• EXERCISE TASK:
Once the pictures are set aside, transcribe the remaining data exactly.

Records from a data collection
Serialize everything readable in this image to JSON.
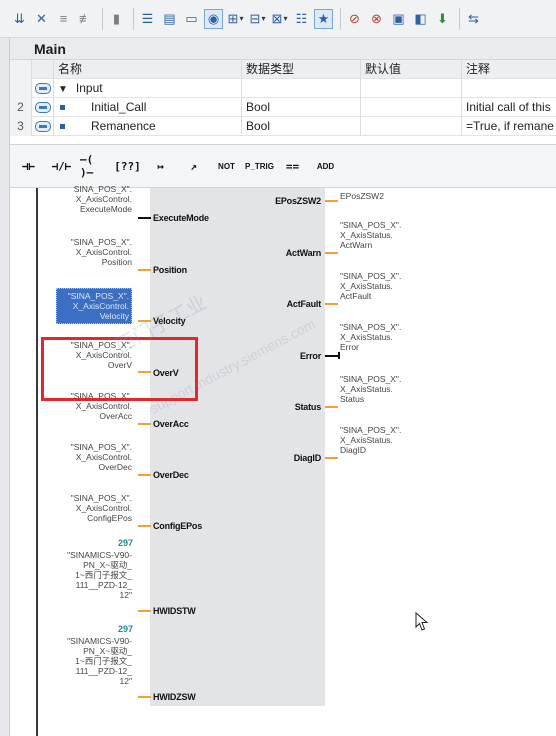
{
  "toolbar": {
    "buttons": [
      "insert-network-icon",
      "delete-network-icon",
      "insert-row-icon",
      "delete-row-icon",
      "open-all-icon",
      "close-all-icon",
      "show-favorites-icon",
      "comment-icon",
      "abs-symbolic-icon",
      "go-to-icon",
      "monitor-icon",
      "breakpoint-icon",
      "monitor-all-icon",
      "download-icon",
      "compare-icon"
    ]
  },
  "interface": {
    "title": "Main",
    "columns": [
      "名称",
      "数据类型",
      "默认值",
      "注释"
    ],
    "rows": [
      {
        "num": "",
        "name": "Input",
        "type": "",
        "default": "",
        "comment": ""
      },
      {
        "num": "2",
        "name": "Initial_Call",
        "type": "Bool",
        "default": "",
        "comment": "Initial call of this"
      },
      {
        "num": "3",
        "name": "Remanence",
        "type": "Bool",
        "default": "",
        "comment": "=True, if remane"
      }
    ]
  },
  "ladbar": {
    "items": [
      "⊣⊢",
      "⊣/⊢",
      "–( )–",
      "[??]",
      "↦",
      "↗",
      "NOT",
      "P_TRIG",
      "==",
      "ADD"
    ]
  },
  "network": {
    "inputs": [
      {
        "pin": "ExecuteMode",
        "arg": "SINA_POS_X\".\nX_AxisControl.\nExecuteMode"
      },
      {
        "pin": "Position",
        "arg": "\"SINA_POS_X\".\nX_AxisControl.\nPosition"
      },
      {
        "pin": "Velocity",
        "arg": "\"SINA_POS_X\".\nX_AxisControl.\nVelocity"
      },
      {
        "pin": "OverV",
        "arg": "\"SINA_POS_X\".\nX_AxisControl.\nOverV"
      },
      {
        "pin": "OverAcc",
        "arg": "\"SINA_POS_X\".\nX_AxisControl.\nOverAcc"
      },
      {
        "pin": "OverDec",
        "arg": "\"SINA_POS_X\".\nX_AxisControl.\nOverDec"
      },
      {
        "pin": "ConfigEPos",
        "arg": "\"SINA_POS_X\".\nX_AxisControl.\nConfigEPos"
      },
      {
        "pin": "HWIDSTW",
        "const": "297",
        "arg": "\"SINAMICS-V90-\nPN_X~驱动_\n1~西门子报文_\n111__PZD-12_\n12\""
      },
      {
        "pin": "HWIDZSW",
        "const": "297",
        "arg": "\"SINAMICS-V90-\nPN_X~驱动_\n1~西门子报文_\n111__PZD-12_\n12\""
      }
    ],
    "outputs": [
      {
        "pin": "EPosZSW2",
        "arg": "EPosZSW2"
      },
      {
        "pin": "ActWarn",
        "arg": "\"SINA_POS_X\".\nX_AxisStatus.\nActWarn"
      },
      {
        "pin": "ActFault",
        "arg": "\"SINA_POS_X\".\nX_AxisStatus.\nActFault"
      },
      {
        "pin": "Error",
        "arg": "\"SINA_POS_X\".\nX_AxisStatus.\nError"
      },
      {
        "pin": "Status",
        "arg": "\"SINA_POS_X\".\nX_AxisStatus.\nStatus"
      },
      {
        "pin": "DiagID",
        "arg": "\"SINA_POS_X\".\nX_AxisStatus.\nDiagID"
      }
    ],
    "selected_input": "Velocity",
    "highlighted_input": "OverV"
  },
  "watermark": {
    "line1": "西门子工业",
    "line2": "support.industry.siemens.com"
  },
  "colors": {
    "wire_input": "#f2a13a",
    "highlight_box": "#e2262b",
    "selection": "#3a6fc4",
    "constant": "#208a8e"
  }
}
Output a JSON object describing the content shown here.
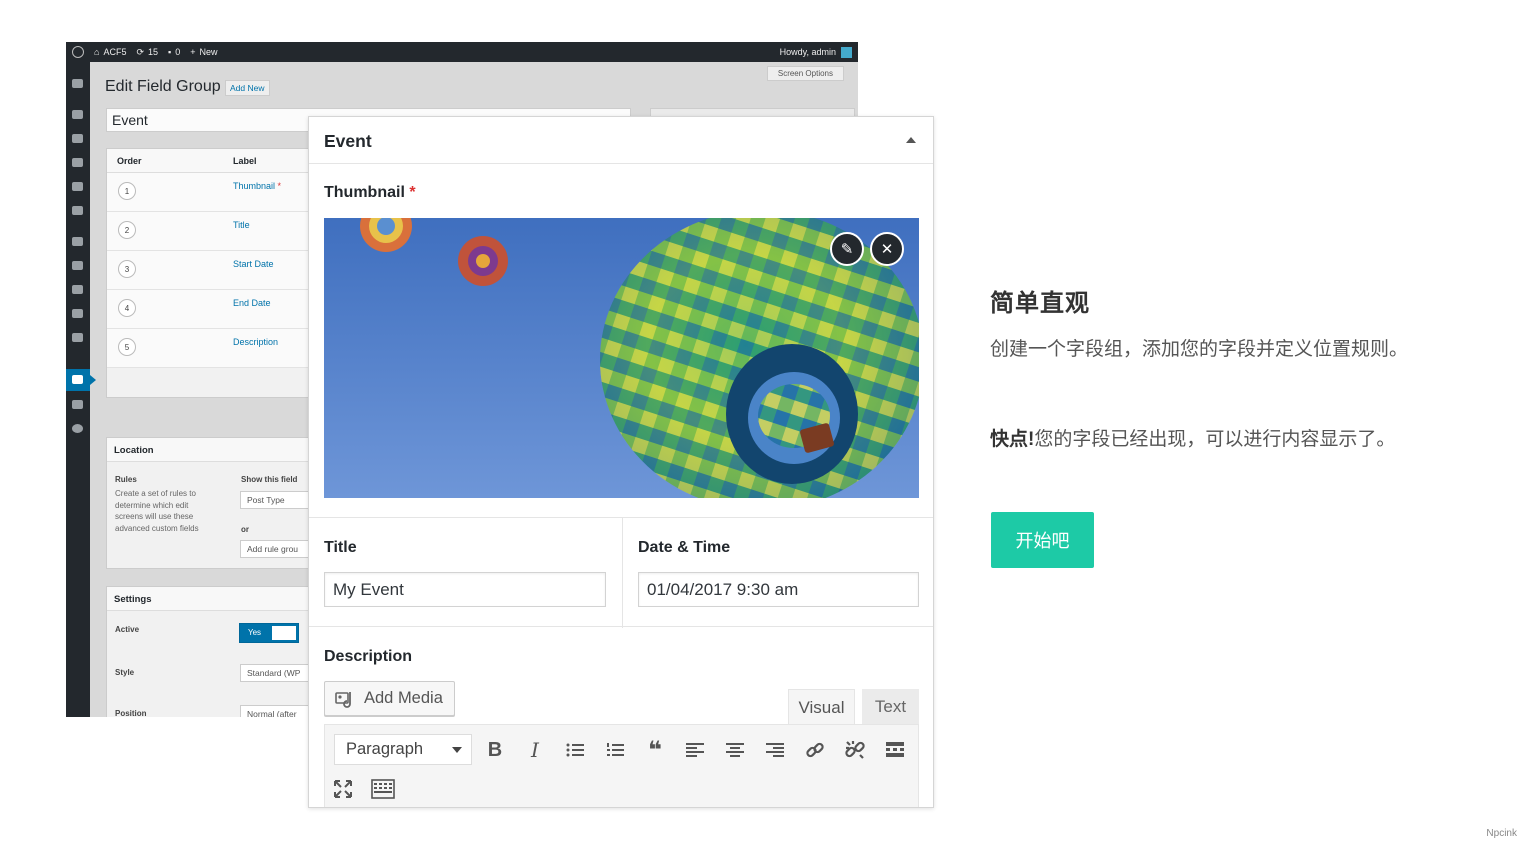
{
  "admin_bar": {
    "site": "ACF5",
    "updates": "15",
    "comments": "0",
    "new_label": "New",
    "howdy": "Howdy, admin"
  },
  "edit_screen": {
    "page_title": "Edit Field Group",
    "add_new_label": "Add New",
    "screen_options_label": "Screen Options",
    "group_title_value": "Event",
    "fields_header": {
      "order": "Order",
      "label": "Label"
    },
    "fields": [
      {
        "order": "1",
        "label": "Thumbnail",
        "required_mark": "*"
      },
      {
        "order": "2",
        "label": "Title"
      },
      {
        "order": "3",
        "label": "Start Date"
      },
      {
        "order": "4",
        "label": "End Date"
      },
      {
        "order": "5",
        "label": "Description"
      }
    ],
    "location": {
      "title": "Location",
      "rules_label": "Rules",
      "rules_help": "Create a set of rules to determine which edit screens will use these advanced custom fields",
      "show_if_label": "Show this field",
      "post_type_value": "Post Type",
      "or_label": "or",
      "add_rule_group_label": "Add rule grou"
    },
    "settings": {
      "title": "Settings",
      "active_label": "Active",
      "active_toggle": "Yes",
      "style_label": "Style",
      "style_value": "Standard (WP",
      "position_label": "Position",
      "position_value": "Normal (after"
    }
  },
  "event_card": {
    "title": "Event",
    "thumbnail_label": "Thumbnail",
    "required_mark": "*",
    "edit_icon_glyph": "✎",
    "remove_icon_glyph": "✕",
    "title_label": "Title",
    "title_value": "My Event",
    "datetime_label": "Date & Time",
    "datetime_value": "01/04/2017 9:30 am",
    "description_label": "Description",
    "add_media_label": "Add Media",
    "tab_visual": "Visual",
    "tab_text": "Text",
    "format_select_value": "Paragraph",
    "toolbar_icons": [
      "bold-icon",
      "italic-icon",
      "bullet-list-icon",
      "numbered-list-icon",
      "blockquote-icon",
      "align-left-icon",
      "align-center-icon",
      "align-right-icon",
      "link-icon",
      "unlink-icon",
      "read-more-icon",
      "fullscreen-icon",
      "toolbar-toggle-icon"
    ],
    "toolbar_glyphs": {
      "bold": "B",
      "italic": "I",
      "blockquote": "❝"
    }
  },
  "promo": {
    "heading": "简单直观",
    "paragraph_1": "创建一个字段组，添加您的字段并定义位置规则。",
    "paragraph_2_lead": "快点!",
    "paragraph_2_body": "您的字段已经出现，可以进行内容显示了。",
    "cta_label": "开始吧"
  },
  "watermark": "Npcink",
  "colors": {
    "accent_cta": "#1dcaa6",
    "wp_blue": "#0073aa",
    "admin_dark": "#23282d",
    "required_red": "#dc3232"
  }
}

• RESULT OF THE EXERCISE:
Serialize everything readable in this image to JSON.
{
  "toolbar": {
    "buttons": [
      "insert-network-icon",
      "delete-network-icon",
      "insert-row-icon",
      "delete-row-icon",
      "open-all-icon",
      "close-all-icon",
      "show-favorites-icon",
      "comment-icon",
      "abs-symbolic-icon",
      "go-to-icon",
      "monitor-icon",
      "breakpoint-icon",
      "monitor-all-icon",
      "download-icon",
      "compare-icon"
    ]
  },
  "interface": {
    "title": "Main",
    "columns": [
      "名称",
      "数据类型",
      "默认值",
      "注释"
    ],
    "rows": [
      {
        "num": "",
        "name": "Input",
        "type": "",
        "default": "",
        "comment": ""
      },
      {
        "num": "2",
        "name": "Initial_Call",
        "type": "Bool",
        "default": "",
        "comment": "Initial call of this"
      },
      {
        "num": "3",
        "name": "Remanence",
        "type": "Bool",
        "default": "",
        "comment": "=True, if remane"
      }
    ]
  },
  "ladbar": {
    "items": [
      "⊣⊢",
      "⊣/⊢",
      "–( )–",
      "[??]",
      "↦",
      "↗",
      "NOT",
      "P_TRIG",
      "==",
      "ADD"
    ]
  },
  "network": {
    "inputs": [
      {
        "pin": "ExecuteMode",
        "arg": "SINA_POS_X\".\nX_AxisControl.\nExecuteMode"
      },
      {
        "pin": "Position",
        "arg": "\"SINA_POS_X\".\nX_AxisControl.\nPosition"
      },
      {
        "pin": "Velocity",
        "arg": "\"SINA_POS_X\".\nX_AxisControl.\nVelocity"
      },
      {
        "pin": "OverV",
        "arg": "\"SINA_POS_X\".\nX_AxisControl.\nOverV"
      },
      {
        "pin": "OverAcc",
        "arg": "\"SINA_POS_X\".\nX_AxisControl.\nOverAcc"
      },
      {
        "pin": "OverDec",
        "arg": "\"SINA_POS_X\".\nX_AxisControl.\nOverDec"
      },
      {
        "pin": "ConfigEPos",
        "arg": "\"SINA_POS_X\".\nX_AxisControl.\nConfigEPos"
      },
      {
        "pin": "HWIDSTW",
        "const": "297",
        "arg": "\"SINAMICS-V90-\nPN_X~驱动_\n1~西门子报文_\n111__PZD-12_\n12\""
      },
      {
        "pin": "HWIDZSW",
        "const": "297",
        "arg": "\"SINAMICS-V90-\nPN_X~驱动_\n1~西门子报文_\n111__PZD-12_\n12\""
      }
    ],
    "outputs": [
      {
        "pin": "EPosZSW2",
        "arg": "EPosZSW2"
      },
      {
        "pin": "ActWarn",
        "arg": "\"SINA_POS_X\".\nX_AxisStatus.\nActWarn"
      },
      {
        "pin": "ActFault",
        "arg": "\"SINA_POS_X\".\nX_AxisStatus.\nActFault"
      },
      {
        "pin": "Error",
        "arg": "\"SINA_POS_X\".\nX_AxisStatus.\nError"
      },
      {
        "pin": "Status",
        "arg": "\"SINA_POS_X\".\nX_AxisStatus.\nStatus"
      },
      {
        "pin": "DiagID",
        "arg": "\"SINA_POS_X\".\nX_AxisStatus.\nDiagID"
      }
    ],
    "selected_input": "Velocity",
    "highlighted_input": "OverV"
  },
  "watermark": {
    "line1": "西门子工业",
    "line2": "support.industry.siemens.com"
  },
  "colors": {
    "wire_input": "#f2a13a",
    "highlight_box": "#e2262b",
    "selection": "#3a6fc4",
    "constant": "#208a8e"
  }
}
Output a JSON object describing the content shown here.
{
  "admin_bar": {
    "site": "ACF5",
    "updates": "15",
    "comments": "0",
    "new_label": "New",
    "howdy": "Howdy, admin"
  },
  "edit_screen": {
    "page_title": "Edit Field Group",
    "add_new_label": "Add New",
    "screen_options_label": "Screen Options",
    "group_title_value": "Event",
    "fields_header": {
      "order": "Order",
      "label": "Label"
    },
    "fields": [
      {
        "order": "1",
        "label": "Thumbnail",
        "required_mark": "*"
      },
      {
        "order": "2",
        "label": "Title"
      },
      {
        "order": "3",
        "label": "Start Date"
      },
      {
        "order": "4",
        "label": "End Date"
      },
      {
        "order": "5",
        "label": "Description"
      }
    ],
    "location": {
      "title": "Location",
      "rules_label": "Rules",
      "rules_help": "Create a set of rules to determine which edit screens will use these advanced custom fields",
      "show_if_label": "Show this field",
      "post_type_value": "Post Type",
      "or_label": "or",
      "add_rule_group_label": "Add rule grou"
    },
    "settings": {
      "title": "Settings",
      "active_label": "Active",
      "active_toggle": "Yes",
      "style_label": "Style",
      "style_value": "Standard (WP",
      "position_label": "Position",
      "position_value": "Normal (after"
    }
  },
  "event_card": {
    "title": "Event",
    "thumbnail_label": "Thumbnail",
    "required_mark": "*",
    "edit_icon_glyph": "✎",
    "remove_icon_glyph": "✕",
    "title_label": "Title",
    "title_value": "My Event",
    "datetime_label": "Date & Time",
    "datetime_value": "01/04/2017 9:30 am",
    "description_label": "Description",
    "add_media_label": "Add Media",
    "tab_visual": "Visual",
    "tab_text": "Text",
    "format_select_value": "Paragraph",
    "toolbar_icons": [
      "bold-icon",
      "italic-icon",
      "bullet-list-icon",
      "numbered-list-icon",
      "blockquote-icon",
      "align-left-icon",
      "align-center-icon",
      "align-right-icon",
      "link-icon",
      "unlink-icon",
      "read-more-icon",
      "fullscreen-icon",
      "toolbar-toggle-icon"
    ],
    "toolbar_glyphs": {
      "bold": "B",
      "italic": "I",
      "blockquote": "❝"
    }
  },
  "promo": {
    "heading": "简单直观",
    "paragraph_1": "创建一个字段组，添加您的字段并定义位置规则。",
    "paragraph_2_lead": "快点!",
    "paragraph_2_body": "您的字段已经出现，可以进行内容显示了。",
    "cta_label": "开始吧"
  },
  "watermark": "Npcink",
  "colors": {
    "accent_cta": "#1dcaa6",
    "wp_blue": "#0073aa",
    "admin_dark": "#23282d",
    "required_red": "#dc3232"
  }
}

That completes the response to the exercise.